Dataset rows about figures
## START

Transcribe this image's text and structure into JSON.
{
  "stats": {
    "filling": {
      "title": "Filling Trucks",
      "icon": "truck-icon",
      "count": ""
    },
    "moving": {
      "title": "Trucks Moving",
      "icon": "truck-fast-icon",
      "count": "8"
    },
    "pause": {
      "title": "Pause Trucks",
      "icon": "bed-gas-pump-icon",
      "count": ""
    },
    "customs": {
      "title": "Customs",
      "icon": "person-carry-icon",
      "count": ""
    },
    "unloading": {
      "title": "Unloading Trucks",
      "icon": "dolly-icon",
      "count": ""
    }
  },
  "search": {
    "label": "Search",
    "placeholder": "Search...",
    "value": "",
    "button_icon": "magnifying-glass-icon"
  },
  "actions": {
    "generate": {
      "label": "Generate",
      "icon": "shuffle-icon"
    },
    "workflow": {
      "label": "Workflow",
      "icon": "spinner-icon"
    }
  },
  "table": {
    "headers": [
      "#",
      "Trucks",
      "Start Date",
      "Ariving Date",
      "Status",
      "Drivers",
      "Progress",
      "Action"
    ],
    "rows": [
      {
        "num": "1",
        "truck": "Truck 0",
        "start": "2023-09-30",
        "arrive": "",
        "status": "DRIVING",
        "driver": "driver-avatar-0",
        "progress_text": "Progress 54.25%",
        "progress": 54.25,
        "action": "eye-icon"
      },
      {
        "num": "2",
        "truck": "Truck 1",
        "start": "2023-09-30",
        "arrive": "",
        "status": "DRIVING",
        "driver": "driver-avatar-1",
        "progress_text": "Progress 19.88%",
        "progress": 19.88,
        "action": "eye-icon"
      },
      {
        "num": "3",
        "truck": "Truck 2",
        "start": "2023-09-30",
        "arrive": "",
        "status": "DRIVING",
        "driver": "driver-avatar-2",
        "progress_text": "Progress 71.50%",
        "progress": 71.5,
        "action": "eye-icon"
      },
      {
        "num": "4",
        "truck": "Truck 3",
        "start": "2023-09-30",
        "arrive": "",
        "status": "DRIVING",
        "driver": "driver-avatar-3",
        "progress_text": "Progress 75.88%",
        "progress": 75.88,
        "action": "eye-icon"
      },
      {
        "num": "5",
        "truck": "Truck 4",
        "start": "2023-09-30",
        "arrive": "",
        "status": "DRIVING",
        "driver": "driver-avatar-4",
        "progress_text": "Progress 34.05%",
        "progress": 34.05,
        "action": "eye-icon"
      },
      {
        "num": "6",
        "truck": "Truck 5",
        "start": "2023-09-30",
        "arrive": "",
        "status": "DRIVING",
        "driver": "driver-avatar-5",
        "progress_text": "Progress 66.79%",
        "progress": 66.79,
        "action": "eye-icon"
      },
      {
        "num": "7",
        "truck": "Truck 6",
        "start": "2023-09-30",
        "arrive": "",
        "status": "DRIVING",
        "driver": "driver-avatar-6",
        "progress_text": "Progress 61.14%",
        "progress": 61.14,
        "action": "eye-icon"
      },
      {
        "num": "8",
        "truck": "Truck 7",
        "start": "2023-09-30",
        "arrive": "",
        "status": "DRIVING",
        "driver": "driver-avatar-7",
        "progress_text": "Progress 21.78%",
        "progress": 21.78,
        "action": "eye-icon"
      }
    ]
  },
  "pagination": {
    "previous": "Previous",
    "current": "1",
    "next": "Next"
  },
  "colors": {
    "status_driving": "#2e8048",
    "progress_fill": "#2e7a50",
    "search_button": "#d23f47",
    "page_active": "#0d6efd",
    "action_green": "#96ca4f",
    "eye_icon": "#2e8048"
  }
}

## END

YOUR INSTRUCTIONS: Each line of the listing above should be output exactly.

RESULT OF THE TASK:
Transcribe this image's text and structure into JSON.
{
  "stats": {
    "filling": {
      "title": "Filling Trucks",
      "icon": "truck-icon",
      "count": ""
    },
    "moving": {
      "title": "Trucks Moving",
      "icon": "truck-fast-icon",
      "count": "8"
    },
    "pause": {
      "title": "Pause Trucks",
      "icon": "bed-gas-pump-icon",
      "count": ""
    },
    "customs": {
      "title": "Customs",
      "icon": "person-carry-icon",
      "count": ""
    },
    "unloading": {
      "title": "Unloading Trucks",
      "icon": "dolly-icon",
      "count": ""
    }
  },
  "search": {
    "label": "Search",
    "placeholder": "Search...",
    "value": "",
    "button_icon": "magnifying-glass-icon"
  },
  "actions": {
    "generate": {
      "label": "Generate",
      "icon": "shuffle-icon"
    },
    "workflow": {
      "label": "Workflow",
      "icon": "spinner-icon"
    }
  },
  "table": {
    "headers": [
      "#",
      "Trucks",
      "Start Date",
      "Ariving Date",
      "Status",
      "Drivers",
      "Progress",
      "Action"
    ],
    "rows": [
      {
        "num": "1",
        "truck": "Truck 0",
        "start": "2023-09-30",
        "arrive": "",
        "status": "DRIVING",
        "driver": "driver-avatar-0",
        "progress_text": "Progress 54.25%",
        "progress": 54.25,
        "action": "eye-icon"
      },
      {
        "num": "2",
        "truck": "Truck 1",
        "start": "2023-09-30",
        "arrive": "",
        "status": "DRIVING",
        "driver": "driver-avatar-1",
        "progress_text": "Progress 19.88%",
        "progress": 19.88,
        "action": "eye-icon"
      },
      {
        "num": "3",
        "truck": "Truck 2",
        "start": "2023-09-30",
        "arrive": "",
        "status": "DRIVING",
        "driver": "driver-avatar-2",
        "progress_text": "Progress 71.50%",
        "progress": 71.5,
        "action": "eye-icon"
      },
      {
        "num": "4",
        "truck": "Truck 3",
        "start": "2023-09-30",
        "arrive": "",
        "status": "DRIVING",
        "driver": "driver-avatar-3",
        "progress_text": "Progress 75.88%",
        "progress": 75.88,
        "action": "eye-icon"
      },
      {
        "num": "5",
        "truck": "Truck 4",
        "start": "2023-09-30",
        "arrive": "",
        "status": "DRIVING",
        "driver": "driver-avatar-4",
        "progress_text": "Progress 34.05%",
        "progress": 34.05,
        "action": "eye-icon"
      },
      {
        "num": "6",
        "truck": "Truck 5",
        "start": "2023-09-30",
        "arrive": "",
        "status": "DRIVING",
        "driver": "driver-avatar-5",
        "progress_text": "Progress 66.79%",
        "progress": 66.79,
        "action": "eye-icon"
      },
      {
        "num": "7",
        "truck": "Truck 6",
        "start": "2023-09-30",
        "arrive": "",
        "status": "DRIVING",
        "driver": "driver-avatar-6",
        "progress_text": "Progress 61.14%",
        "progress": 61.14,
        "action": "eye-icon"
      },
      {
        "num": "8",
        "truck": "Truck 7",
        "start": "2023-09-30",
        "arrive": "",
        "status": "DRIVING",
        "driver": "driver-avatar-7",
        "progress_text": "Progress 21.78%",
        "progress": 21.78,
        "action": "eye-icon"
      }
    ]
  },
  "pagination": {
    "previous": "Previous",
    "current": "1",
    "next": "Next"
  },
  "colors": {
    "status_driving": "#2e8048",
    "progress_fill": "#2e7a50",
    "search_button": "#d23f47",
    "page_active": "#0d6efd",
    "action_green": "#96ca4f",
    "eye_icon": "#2e8048"
  }
}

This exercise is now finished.